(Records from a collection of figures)
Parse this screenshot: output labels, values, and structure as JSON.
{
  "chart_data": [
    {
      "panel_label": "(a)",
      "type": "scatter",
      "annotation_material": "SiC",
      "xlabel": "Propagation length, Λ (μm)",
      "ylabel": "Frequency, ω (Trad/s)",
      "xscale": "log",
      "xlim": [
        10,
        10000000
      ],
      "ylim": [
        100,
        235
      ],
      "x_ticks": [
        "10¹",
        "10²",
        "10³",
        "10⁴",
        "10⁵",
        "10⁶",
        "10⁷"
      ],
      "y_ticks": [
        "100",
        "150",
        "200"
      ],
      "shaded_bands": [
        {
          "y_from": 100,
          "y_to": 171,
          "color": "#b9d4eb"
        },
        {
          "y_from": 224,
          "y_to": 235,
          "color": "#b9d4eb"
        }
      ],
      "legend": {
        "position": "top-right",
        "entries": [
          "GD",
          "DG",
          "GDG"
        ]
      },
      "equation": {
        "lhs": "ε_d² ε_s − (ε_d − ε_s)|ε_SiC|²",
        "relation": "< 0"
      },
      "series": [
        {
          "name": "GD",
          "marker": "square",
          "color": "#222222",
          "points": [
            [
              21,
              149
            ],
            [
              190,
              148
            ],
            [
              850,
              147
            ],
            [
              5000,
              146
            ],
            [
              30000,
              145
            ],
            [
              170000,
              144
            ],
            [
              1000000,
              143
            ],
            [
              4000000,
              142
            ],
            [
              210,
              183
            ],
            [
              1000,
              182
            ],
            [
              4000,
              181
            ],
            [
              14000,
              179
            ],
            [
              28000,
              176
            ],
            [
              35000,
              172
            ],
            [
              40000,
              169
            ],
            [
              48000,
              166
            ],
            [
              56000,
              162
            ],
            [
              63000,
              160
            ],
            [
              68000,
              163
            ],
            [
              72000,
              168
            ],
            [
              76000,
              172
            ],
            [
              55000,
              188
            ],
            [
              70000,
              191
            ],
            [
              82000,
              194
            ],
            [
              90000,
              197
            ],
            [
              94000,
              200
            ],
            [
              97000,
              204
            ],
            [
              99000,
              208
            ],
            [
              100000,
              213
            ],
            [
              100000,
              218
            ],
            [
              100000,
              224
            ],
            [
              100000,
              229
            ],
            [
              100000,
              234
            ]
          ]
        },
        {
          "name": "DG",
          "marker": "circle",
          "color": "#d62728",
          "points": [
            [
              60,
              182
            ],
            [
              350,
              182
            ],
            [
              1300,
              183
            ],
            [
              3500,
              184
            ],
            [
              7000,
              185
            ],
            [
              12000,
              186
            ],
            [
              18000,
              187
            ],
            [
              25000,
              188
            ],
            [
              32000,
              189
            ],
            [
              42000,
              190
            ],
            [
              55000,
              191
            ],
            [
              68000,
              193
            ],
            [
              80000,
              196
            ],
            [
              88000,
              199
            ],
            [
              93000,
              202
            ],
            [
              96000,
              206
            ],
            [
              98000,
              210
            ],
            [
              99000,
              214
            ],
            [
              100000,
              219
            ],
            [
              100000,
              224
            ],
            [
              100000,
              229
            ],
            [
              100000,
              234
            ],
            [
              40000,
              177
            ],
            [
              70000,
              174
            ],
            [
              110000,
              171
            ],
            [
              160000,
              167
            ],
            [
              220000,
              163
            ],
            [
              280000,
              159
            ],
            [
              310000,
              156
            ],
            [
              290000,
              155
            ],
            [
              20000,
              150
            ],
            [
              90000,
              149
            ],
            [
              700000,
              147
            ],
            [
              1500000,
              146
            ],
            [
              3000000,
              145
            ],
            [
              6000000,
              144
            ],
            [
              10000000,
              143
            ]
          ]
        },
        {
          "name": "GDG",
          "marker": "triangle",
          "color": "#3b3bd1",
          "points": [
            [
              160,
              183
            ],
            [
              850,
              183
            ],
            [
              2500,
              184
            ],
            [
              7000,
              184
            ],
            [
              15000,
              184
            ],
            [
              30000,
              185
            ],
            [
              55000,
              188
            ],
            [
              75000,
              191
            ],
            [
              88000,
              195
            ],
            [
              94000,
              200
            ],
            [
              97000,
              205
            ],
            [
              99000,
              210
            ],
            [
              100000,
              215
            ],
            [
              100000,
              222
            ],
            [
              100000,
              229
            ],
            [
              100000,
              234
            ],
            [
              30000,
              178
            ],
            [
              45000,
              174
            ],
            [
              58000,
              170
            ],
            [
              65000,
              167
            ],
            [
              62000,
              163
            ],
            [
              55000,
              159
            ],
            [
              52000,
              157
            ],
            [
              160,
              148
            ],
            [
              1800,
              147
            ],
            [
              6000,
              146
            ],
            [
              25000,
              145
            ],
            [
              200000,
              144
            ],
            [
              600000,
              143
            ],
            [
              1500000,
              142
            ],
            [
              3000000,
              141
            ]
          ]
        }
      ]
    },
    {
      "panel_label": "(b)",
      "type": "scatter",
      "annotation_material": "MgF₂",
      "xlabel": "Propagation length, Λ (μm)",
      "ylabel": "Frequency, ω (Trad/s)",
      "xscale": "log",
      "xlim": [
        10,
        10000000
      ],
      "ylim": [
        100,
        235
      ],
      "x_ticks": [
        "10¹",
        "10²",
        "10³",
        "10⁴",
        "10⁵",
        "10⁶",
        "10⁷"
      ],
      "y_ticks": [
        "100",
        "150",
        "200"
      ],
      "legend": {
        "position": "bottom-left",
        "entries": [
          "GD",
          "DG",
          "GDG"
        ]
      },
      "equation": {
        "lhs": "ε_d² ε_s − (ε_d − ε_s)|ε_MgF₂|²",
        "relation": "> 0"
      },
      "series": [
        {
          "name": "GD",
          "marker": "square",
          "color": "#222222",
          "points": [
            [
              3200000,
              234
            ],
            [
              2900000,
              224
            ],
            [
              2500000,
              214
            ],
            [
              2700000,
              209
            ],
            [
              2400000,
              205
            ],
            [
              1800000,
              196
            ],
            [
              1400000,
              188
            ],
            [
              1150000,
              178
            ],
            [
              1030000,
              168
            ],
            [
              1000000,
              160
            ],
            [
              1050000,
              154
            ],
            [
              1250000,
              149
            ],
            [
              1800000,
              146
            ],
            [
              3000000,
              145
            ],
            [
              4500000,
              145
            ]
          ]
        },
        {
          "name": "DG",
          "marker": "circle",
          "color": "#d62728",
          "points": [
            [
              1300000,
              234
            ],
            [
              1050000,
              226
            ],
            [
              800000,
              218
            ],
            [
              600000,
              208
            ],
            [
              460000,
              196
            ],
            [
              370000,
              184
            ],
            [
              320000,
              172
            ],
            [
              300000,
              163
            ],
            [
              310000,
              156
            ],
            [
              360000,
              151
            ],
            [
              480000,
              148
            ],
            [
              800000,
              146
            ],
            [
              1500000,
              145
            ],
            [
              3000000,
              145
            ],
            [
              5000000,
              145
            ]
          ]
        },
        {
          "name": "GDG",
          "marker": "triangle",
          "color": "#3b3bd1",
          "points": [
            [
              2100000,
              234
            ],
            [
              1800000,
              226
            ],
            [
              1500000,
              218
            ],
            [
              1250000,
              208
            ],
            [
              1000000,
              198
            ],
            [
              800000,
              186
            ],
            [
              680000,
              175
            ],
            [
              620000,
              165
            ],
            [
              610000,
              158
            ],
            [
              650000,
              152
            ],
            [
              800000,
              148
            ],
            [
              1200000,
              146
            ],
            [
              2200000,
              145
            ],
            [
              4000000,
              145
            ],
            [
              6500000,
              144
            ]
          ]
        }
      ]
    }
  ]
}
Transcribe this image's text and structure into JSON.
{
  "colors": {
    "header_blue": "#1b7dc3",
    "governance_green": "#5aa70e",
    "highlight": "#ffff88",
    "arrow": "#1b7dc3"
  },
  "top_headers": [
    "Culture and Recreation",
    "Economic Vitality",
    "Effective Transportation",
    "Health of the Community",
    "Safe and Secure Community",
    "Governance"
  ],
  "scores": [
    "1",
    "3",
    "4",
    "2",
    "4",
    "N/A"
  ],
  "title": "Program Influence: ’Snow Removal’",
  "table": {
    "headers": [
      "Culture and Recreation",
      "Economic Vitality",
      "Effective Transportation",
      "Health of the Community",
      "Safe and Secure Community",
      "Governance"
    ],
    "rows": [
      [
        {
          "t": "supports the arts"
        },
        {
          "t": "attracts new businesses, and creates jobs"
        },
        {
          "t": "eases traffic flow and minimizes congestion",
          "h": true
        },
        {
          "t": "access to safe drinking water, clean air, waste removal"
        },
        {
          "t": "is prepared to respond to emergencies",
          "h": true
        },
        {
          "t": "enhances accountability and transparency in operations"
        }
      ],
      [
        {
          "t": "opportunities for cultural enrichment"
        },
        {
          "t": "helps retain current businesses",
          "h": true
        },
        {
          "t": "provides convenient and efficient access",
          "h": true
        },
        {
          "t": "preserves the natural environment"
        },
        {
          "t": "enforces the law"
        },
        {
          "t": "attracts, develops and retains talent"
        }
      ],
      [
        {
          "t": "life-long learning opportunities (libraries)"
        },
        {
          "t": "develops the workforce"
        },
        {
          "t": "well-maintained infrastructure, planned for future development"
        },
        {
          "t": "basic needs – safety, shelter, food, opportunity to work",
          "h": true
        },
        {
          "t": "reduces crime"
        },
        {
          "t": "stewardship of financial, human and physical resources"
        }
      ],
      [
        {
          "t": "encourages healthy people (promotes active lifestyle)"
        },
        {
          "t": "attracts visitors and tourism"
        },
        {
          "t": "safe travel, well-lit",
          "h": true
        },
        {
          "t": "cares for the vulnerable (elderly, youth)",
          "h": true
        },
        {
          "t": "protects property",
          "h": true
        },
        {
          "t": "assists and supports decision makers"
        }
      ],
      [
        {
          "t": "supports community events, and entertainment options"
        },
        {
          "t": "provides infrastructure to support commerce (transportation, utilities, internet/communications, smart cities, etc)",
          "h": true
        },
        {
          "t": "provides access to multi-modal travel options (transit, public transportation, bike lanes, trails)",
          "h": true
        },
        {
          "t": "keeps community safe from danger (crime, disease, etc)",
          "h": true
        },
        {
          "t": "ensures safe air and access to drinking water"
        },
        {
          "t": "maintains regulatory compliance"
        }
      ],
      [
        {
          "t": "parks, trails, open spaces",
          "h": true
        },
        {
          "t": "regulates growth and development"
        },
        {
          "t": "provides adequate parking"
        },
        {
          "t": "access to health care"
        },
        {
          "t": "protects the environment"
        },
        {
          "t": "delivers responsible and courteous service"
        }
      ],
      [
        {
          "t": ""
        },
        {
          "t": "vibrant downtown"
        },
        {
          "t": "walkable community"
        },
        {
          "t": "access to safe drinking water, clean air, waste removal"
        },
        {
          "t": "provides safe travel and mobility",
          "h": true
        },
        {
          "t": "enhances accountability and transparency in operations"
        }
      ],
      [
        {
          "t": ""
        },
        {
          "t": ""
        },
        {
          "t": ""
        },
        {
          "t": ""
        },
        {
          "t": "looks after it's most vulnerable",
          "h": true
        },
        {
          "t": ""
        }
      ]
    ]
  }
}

TASK OBJECTIVE
Extract each line holding the word "provides" from the records.

RESULT OF THIS TASK
          "t": "provides convenient and efficient access",
          "t": "provides infrastructure to support commerce (transportation, utilities, internet/communications, smart cities, etc)",
          "t": "provides access to multi-modal travel options (transit, public transportation, bike lanes, trails)",
          "t": "provides adequate parking"
          "t": "provides safe travel and mobility",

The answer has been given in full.